(本文)
↓↓↓
人の脊柱は矢状面において一連の相反する彎曲を持ち、静止立位では脊柱は自然な彎曲になる。

 

頸椎・腰椎部は前方に凸、後方に凹の彎曲を呈する。このアライメントを前彎と呼び、一般的に前彎の程度は腰部より頸部の方が少なくなっている。

 

胸椎・仙尾部では、対照的に後彎を呈する。後彎は前方で凹、後方に凸の彎曲を表す。

前面の凹は、胸腔・骨盤腔に入る臓器収容の為の空間を作る。

 

 

胎児の脊柱は、全長にわたり後彎を呈する。頸椎と腰椎の前彎は出生後に生じる。これは、運動発達と直立姿勢と関係する。

頸椎は、幼児が周囲を状況を観察し始める時期に、伸筋が頭部と頸部を引き起こす。

腰椎では、歩行に備え発達した股関節屈筋が腰椎を前方に引っ張ることで、前方に凸を作る。

 

脊柱の自然な彎曲は固定されておらず、動的であり、動作や姿勢によりその形を変化させる。

例えば、脊柱を伸展させた時は、頸椎と腰椎の前彎は増強し、胸椎の後彎は減少する。

逆に、脊柱を屈曲させた時は、頸椎と腰椎の前彎は減少、もしくは平坦にさせ、胸椎後彎を増強させる。

 

仙尾椎に関しては、彎曲は固定されており、前面では凹、後面では凸である。

 

 

矢状面においての脊柱の彎曲は体軸骨格の強さと、弾性力を提供している。前彎・後彎が交互に彎曲した脊柱はアーチのように働く。脊柱の強度と安定性は、大きな圧迫力を静的に支持できる能力というよりはむしろ、わずかに『しなる』能力である。
↑↑↑
(要件 1)
脊柱の彎曲に関する本文によれば、腰椎の前彎は出生後どのような仕組みで生じるか。本文が示す説明に基づき、1〜3文で述べよ。
(要件 2)
脊柱の彎曲に関する本文について、次の問いに答えよ。
(a) 胎児の脊柱は全長にわたりどのような彎曲を呈するか。
(b) 脊柱を伸展させたとき、胸椎の後彎はどう変化するか。
(c) 前彎の程度は、一般的に頸部と腰部のどちらが少ないか。
以下の行はここでは扱わない。

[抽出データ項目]
↓↓↓
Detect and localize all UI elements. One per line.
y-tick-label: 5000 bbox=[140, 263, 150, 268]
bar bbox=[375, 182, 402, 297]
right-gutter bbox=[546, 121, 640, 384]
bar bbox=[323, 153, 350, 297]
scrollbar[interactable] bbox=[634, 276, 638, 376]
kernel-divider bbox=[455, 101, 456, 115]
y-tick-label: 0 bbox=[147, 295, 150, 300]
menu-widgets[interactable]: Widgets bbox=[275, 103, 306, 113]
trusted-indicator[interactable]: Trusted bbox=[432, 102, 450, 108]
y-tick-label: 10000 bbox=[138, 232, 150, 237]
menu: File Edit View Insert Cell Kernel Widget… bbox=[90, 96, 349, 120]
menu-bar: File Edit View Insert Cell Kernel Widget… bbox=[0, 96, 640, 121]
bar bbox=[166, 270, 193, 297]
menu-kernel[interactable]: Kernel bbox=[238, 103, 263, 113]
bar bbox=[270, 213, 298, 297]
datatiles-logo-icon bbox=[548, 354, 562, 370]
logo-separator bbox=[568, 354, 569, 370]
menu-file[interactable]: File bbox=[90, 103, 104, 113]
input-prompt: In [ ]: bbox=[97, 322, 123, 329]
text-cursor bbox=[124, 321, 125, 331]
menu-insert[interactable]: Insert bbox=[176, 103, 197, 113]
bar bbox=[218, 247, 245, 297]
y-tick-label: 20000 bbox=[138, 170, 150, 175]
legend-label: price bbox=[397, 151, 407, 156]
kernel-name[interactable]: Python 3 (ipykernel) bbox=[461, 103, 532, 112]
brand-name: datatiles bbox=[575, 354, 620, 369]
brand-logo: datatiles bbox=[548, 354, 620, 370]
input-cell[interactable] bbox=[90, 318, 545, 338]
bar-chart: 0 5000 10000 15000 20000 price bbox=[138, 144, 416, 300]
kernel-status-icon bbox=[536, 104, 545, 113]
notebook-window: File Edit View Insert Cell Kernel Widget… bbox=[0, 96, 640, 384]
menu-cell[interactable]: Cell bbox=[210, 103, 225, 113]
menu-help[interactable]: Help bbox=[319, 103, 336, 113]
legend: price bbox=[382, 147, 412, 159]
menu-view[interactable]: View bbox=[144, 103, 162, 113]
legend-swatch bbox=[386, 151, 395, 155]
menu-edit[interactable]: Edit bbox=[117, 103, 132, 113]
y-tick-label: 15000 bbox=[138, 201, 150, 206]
↑↑↑
(回答 1)
歩行に備えて発達した股関節屈筋が腰椎を前方に引っ張ることで、腰椎に前方凸の彎曲が作られる。胎児期の脊柱は全長にわたり後彎を呈しており、この前彎は運動発達と直立姿勢に関係して出生後に生じる。

(回答 2)
(a) 後彎
(b) 減少する
(c) 頸部